:: OBJECTIVE ::
Skip the pictures and repeat each line of the data exactly.
§
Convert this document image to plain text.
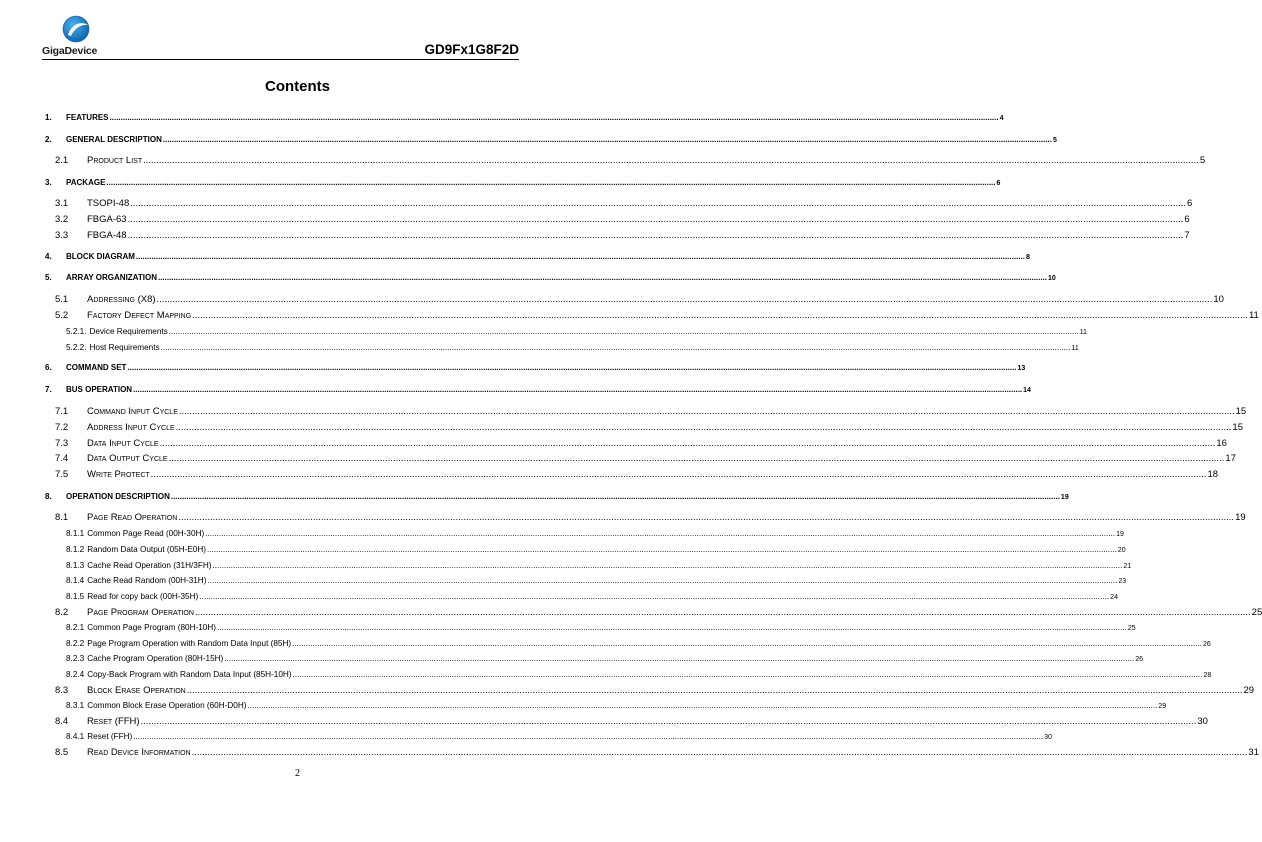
GigaDevice	GD9Fx1G8F2D
Contents
1.	FEATURES ................................................................................................................................................................................................................................................................................................................................................................................................................ 4
2.	GENERAL DESCRIPTION ................................................................................................................................................................................................................................................................................................................................................................................................................ 5
2.1	Product List ................................................................................................................................................................................................................................................................................................................................................................................................................ 5
3.	PACKAGE ................................................................................................................................................................................................................................................................................................................................................................................................................ 6
3.1	TSOPI-48 ................................................................................................................................................................................................................................................................................................................................................................................................................ 6
3.2	FBGA-63 ................................................................................................................................................................................................................................................................................................................................................................................................................ 6
3.3	FBGA-48 ................................................................................................................................................................................................................................................................................................................................................................................................................ 7
4.	BLOCK DIAGRAM ................................................................................................................................................................................................................................................................................................................................................................................................................ 8
5.	ARRAY ORGANIZATION ................................................................................................................................................................................................................................................................................................................................................................................................................ 10
5.1	Addressing (X8) ................................................................................................................................................................................................................................................................................................................................................................................................................ 10
5.2	Factory Defect Mapping ................................................................................................................................................................................................................................................................................................................................................................................................................ 11
5.2.1. Device Requirements ................................................................................................................................................................................................................................................................................................................................................................................................................ 11
5.2.2. Host Requirements ................................................................................................................................................................................................................................................................................................................................................................................................................ 11
6.	COMMAND SET ................................................................................................................................................................................................................................................................................................................................................................................................................ 13
7.	BUS OPERATION ................................................................................................................................................................................................................................................................................................................................................................................................................ 14
7.1	Command Input Cycle ................................................................................................................................................................................................................................................................................................................................................................................................................ 15
7.2	Address Input Cycle ................................................................................................................................................................................................................................................................................................................................................................................................................ 15
7.3	Data Input Cycle ................................................................................................................................................................................................................................................................................................................................................................................................................ 16
7.4	Data Output Cycle ................................................................................................................................................................................................................................................................................................................................................................................................................ 17
7.5	Write Protect ................................................................................................................................................................................................................................................................................................................................................................................................................ 18
8.	OPERATION DESCRIPTION ................................................................................................................................................................................................................................................................................................................................................................................................................ 19
8.1	Page Read Operation ................................................................................................................................................................................................................................................................................................................................................................................................................ 19
8.1.1 Common Page Read (00H-30H) ................................................................................................................................................................................................................................................................................................................................................................................................................ 19
8.1.2 Random Data Output (05H-E0H) ................................................................................................................................................................................................................................................................................................................................................................................................................ 20
8.1.3 Cache Read Operation (31H/3FH) ................................................................................................................................................................................................................................................................................................................................................................................................................ 21
8.1.4 Cache Read Random (00H-31H) ................................................................................................................................................................................................................................................................................................................................................................................................................ 23
8.1.5 Read for copy back (00H-35H) ................................................................................................................................................................................................................................................................................................................................................................................................................ 24
8.2	Page Program Operation ................................................................................................................................................................................................................................................................................................................................................................................................................ 25
8.2.1 Common Page Program (80H-10H) ................................................................................................................................................................................................................................................................................................................................................................................................................ 25
8.2.2 Page Program Operation with Random Data Input (85H) ................................................................................................................................................................................................................................................................................................................................................................................................................ 26
8.2.3 Cache Program Operation (80H-15H) ................................................................................................................................................................................................................................................................................................................................................................................................................ 26
8.2.4 Copy-Back Program with Random Data Input (85H-10H) ................................................................................................................................................................................................................................................................................................................................................................................................................ 28
8.3	Block Erase Operation ................................................................................................................................................................................................................................................................................................................................................................................................................ 29
8.3.1 Common Block Erase Operation (60H-D0H) ................................................................................................................................................................................................................................................................................................................................................................................................................ 29
8.4	Reset (FFH) ................................................................................................................................................................................................................................................................................................................................................................................................................ 30
8.4.1 Reset (FFH) ................................................................................................................................................................................................................................................................................................................................................................................................................ 30
8.5	Read Device Information ................................................................................................................................................................................................................................................................................................................................................................................................................ 31
2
§
:: CORRECT OUTPUT ::
Convert this document image to plain text.
GigaDevice	GD9Fx1G8F2D
Contents
1.	FEATURES ................................................................................................................................................................................................................................................................................................................................................................................................................ 4
2.	GENERAL DESCRIPTION ................................................................................................................................................................................................................................................................................................................................................................................................................ 5
2.1	Product List ................................................................................................................................................................................................................................................................................................................................................................................................................ 5
3.	PACKAGE ................................................................................................................................................................................................................................................................................................................................................................................................................ 6
3.1	TSOPI-48 ................................................................................................................................................................................................................................................................................................................................................................................................................ 6
3.2	FBGA-63 ................................................................................................................................................................................................................................................................................................................................................................................................................ 6
3.3	FBGA-48 ................................................................................................................................................................................................................................................................................................................................................................................................................ 7
4.	BLOCK DIAGRAM ................................................................................................................................................................................................................................................................................................................................................................................................................ 8
5.	ARRAY ORGANIZATION ................................................................................................................................................................................................................................................................................................................................................................................................................ 10
5.1	Addressing (X8) ................................................................................................................................................................................................................................................................................................................................................................................................................ 10
5.2	Factory Defect Mapping ................................................................................................................................................................................................................................................................................................................................................................................................................ 11
5.2.1. Device Requirements ................................................................................................................................................................................................................................................................................................................................................................................................................ 11
5.2.2. Host Requirements ................................................................................................................................................................................................................................................................................................................................................................................................................ 11
6.	COMMAND SET ................................................................................................................................................................................................................................................................................................................................................................................................................ 13
7.	BUS OPERATION ................................................................................................................................................................................................................................................................................................................................................................................................................ 14
7.1	Command Input Cycle ................................................................................................................................................................................................................................................................................................................................................................................................................ 15
7.2	Address Input Cycle ................................................................................................................................................................................................................................................................................................................................................................................................................ 15
7.3	Data Input Cycle ................................................................................................................................................................................................................................................................................................................................................................................................................ 16
7.4	Data Output Cycle ................................................................................................................................................................................................................................................................................................................................................................................................................ 17
7.5	Write Protect ................................................................................................................................................................................................................................................................................................................................................................................................................ 18
8.	OPERATION DESCRIPTION ................................................................................................................................................................................................................................................................................................................................................................................................................ 19
8.1	Page Read Operation ................................................................................................................................................................................................................................................................................................................................................................................................................ 19
8.1.1 Common Page Read (00H-30H) ................................................................................................................................................................................................................................................................................................................................................................................................................ 19
8.1.2 Random Data Output (05H-E0H) ................................................................................................................................................................................................................................................................................................................................................................................................................ 20
8.1.3 Cache Read Operation (31H/3FH) ................................................................................................................................................................................................................................................................................................................................................................................................................ 21
8.1.4 Cache Read Random (00H-31H) ................................................................................................................................................................................................................................................................................................................................................................................................................ 23
8.1.5 Read for copy back (00H-35H) ................................................................................................................................................................................................................................................................................................................................................................................................................ 24
8.2	Page Program Operation ................................................................................................................................................................................................................................................................................................................................................................................................................ 25
8.2.1 Common Page Program (80H-10H) ................................................................................................................................................................................................................................................................................................................................................................................................................ 25
8.2.2 Page Program Operation with Random Data Input (85H) ................................................................................................................................................................................................................................................................................................................................................................................................................ 26
8.2.3 Cache Program Operation (80H-15H) ................................................................................................................................................................................................................................................................................................................................................................................................................ 26
8.2.4 Copy-Back Program with Random Data Input (85H-10H) ................................................................................................................................................................................................................................................................................................................................................................................................................ 28
8.3	Block Erase Operation ................................................................................................................................................................................................................................................................................................................................................................................................................ 29
8.3.1 Common Block Erase Operation (60H-D0H) ................................................................................................................................................................................................................................................................................................................................................................................................................ 29
8.4	Reset (FFH) ................................................................................................................................................................................................................................................................................................................................................................................................................ 30
8.4.1 Reset (FFH) ................................................................................................................................................................................................................................................................................................................................................................................................................ 30
8.5	Read Device Information ................................................................................................................................................................................................................................................................................................................................................................................................................ 31
2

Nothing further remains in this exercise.